### Required task A
Please copy the records exactly, everything from their first line down to the line containing "- legend-swatch-blue: [290, 327, 304, 336]", with both of those lines included.

### Document section
____________

CS 208 s22 — Data Structure Representation: structs

1. Exericse
2. read_six_numbers
3. Structures
- 3.1. Examples
- 3.2. Data Alignment
4. struct exercises
5. Practice

1 Exericse

Write the assembly for the following function

#include <stdio.h>

void parse(char *input, char *name, int *age) {
    sscanf(input, "%s, %d", name, age);
}

Assume the string "%s, %d" will be stored at address .LC0.¹

2 `read_six_numbers`

Here we see leaq used to actually compute pointers, rather that just do efficient arithmetic. Arguments to sscanf beyond the sixth are passed via the stack—the function is compiled to read them from there.

Forms of stack allocation:

subq $___, %rsp
pushq
(also callq, more about this next class)

Forms of stack deallocation:

addq $___, %rsp
popq
(also ret, more about this next class)

3 Structures

Two ways to create data types in C: structures (struct) and unions (union) (we won't worry about unions in this course)

// a way of combining different types of data together
struct song {
    char *title;
    int length_in_seconds;
    int year_released;
};
struct song song1;
song1.title = "What is Urinetown?";
song1.length_in_seconds = 213;
song1.year_released = 2001;

variable declarations like any other type:
- struct name name1;
- struct name *pn;
- struct name name_ar[3];
common to use typedef to give the struct type a more concise alias
- typedef struct song song_t; makes it so we can use song_t anywhere we would need to use struct song
access fields with . or -> in the case of the pointer (p->field is shorthand for (*p).field)
like arrays, struct elements are stored in a contiguous region with a pointer to the first byte
- what will sizeof(struct song) return? (sizeof is a built-in operator that returns the size, in bytes, of a type)
  - 16 bytes
- compiler maintains the byte offset information needed to access additional fields (e.g., length_in_seconds is 8 bytes from the start of the struct)
- can find offset of individual fields using offsetof(type, member)

____________

### Material for this task

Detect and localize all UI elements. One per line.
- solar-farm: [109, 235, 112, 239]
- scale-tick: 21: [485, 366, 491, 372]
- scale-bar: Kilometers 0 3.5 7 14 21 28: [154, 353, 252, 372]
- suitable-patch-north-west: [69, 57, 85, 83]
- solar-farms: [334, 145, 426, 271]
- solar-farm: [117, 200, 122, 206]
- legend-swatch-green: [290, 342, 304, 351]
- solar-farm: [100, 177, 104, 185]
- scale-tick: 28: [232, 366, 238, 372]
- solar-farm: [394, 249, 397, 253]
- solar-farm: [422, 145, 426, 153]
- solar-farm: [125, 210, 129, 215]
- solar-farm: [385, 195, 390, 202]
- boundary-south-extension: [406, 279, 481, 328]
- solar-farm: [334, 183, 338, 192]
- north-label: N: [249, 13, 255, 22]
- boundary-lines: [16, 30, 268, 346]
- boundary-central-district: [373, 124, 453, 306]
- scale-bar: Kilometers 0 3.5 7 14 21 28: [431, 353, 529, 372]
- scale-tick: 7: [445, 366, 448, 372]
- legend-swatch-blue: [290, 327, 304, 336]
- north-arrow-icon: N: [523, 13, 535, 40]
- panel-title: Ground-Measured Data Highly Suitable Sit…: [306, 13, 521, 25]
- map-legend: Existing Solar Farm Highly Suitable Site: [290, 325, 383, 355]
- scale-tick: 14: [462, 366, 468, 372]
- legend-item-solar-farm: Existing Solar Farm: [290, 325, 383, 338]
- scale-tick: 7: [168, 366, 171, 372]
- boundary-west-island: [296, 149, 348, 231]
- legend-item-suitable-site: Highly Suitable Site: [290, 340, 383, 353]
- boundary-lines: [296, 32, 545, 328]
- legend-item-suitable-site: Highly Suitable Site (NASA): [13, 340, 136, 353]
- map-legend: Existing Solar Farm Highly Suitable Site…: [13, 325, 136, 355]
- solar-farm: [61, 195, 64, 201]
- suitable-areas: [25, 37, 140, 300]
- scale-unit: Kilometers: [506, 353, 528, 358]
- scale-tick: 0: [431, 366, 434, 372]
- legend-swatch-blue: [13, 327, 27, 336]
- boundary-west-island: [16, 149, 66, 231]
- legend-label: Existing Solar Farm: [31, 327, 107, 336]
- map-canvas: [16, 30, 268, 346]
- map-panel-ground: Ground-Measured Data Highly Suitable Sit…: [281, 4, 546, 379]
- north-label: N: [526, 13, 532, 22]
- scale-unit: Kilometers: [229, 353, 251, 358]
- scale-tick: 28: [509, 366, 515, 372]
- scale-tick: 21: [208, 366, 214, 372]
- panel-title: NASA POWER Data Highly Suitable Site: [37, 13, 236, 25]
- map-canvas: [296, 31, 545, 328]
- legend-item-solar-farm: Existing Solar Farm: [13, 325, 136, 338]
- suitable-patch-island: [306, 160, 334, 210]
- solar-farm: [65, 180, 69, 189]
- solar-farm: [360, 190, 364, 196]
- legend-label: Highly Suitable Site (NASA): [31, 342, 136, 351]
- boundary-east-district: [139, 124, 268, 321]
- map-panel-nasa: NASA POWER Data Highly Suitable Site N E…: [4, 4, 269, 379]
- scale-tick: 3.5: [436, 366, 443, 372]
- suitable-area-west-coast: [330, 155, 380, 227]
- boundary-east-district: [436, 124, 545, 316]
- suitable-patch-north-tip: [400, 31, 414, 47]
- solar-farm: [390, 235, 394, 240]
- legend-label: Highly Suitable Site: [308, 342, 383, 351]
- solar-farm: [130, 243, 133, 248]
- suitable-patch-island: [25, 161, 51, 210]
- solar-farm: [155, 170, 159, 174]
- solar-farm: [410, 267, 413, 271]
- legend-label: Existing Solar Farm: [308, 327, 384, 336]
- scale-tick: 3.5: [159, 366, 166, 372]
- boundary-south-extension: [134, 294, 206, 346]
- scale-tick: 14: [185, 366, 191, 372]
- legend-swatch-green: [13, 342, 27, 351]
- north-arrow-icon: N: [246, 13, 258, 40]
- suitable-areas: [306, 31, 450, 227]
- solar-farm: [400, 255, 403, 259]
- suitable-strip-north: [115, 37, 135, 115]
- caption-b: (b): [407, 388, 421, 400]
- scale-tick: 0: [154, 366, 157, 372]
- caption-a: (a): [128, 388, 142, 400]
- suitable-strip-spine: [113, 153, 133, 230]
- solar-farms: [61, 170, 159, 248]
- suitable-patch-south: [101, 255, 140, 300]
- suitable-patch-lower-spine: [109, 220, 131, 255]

____________

### Required task B
Repeat word for word the part of the notes on C structs that runs from "Here we see" down to "ret, more about this next class)".

### Expected answer A
Detect and localize all UI elements. One per line.
- solar-farm: [109, 235, 112, 239]
- scale-tick: 21: [485, 366, 491, 372]
- scale-bar: Kilometers 0 3.5 7 14 21 28: [154, 353, 252, 372]
- suitable-patch-north-west: [69, 57, 85, 83]
- solar-farms: [334, 145, 426, 271]
- solar-farm: [117, 200, 122, 206]
- legend-swatch-green: [290, 342, 304, 351]
- solar-farm: [100, 177, 104, 185]
- scale-tick: 28: [232, 366, 238, 372]
- solar-farm: [394, 249, 397, 253]
- solar-farm: [422, 145, 426, 153]
- solar-farm: [125, 210, 129, 215]
- solar-farm: [385, 195, 390, 202]
- boundary-south-extension: [406, 279, 481, 328]
- solar-farm: [334, 183, 338, 192]
- north-label: N: [249, 13, 255, 22]
- boundary-lines: [16, 30, 268, 346]
- boundary-central-district: [373, 124, 453, 306]
- scale-bar: Kilometers 0 3.5 7 14 21 28: [431, 353, 529, 372]
- scale-tick: 7: [445, 366, 448, 372]
- legend-swatch-blue: [290, 327, 304, 336]

### Expected answer B
Here we see leaq used to actually compute pointers, rather that just do efficient arithmetic. Arguments to sscanf beyond the sixth are passed via the stack—the function is compiled to read them from there.

Forms of stack allocation:

subq $___, %rsp
pushq
(also callq, more about this next class)

Forms of stack deallocation:

addq $___, %rsp
popq
(also ret, more about this next class)